Data records:

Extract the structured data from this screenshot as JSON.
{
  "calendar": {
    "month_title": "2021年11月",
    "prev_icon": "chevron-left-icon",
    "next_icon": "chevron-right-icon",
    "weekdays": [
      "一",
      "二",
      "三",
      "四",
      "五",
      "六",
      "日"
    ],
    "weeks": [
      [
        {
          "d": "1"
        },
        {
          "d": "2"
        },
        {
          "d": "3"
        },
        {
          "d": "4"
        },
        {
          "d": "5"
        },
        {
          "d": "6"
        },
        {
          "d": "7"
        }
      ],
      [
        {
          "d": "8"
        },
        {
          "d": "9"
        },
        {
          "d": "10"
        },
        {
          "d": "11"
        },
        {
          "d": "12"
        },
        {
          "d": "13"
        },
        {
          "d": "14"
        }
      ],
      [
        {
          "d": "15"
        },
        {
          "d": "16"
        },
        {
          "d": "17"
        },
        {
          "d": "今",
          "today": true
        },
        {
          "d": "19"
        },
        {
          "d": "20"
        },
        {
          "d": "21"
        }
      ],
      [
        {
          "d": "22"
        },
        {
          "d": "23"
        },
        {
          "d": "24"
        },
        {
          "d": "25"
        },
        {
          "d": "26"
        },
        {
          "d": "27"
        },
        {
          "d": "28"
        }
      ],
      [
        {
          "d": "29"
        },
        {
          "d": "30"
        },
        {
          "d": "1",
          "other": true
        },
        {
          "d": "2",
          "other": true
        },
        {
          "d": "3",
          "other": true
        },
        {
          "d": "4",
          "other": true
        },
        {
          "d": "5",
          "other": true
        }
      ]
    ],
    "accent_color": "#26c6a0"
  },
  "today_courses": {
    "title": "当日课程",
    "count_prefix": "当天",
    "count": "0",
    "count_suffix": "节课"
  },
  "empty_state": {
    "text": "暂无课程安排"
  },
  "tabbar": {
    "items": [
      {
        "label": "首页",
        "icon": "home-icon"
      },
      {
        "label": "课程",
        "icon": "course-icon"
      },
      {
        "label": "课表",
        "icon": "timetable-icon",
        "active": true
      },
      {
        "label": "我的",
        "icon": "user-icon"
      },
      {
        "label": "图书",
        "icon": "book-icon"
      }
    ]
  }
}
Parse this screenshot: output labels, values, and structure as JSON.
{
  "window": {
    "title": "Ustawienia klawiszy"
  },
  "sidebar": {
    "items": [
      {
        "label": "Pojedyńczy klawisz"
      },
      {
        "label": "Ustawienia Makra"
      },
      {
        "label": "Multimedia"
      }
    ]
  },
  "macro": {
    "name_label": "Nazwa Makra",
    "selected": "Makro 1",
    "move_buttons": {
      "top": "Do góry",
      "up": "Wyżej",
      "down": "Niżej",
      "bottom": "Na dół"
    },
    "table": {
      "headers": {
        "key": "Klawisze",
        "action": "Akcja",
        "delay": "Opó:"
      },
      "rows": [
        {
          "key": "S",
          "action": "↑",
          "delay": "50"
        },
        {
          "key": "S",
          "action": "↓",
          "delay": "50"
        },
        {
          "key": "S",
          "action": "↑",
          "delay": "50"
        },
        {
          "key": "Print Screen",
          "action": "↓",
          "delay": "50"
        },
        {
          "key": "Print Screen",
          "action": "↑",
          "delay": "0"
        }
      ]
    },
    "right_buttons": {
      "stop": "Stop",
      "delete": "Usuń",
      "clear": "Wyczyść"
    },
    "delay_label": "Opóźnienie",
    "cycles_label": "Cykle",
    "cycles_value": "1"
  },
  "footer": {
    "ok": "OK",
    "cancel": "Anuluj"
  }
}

WORK TO BE COMPLETED: Pick out all lines from the data above in which the word "this" appears.

FINISHED TASK:
Extract the structured data from this screenshot as JSON.
Parse this screenshot: output labels, values, and structure as JSON.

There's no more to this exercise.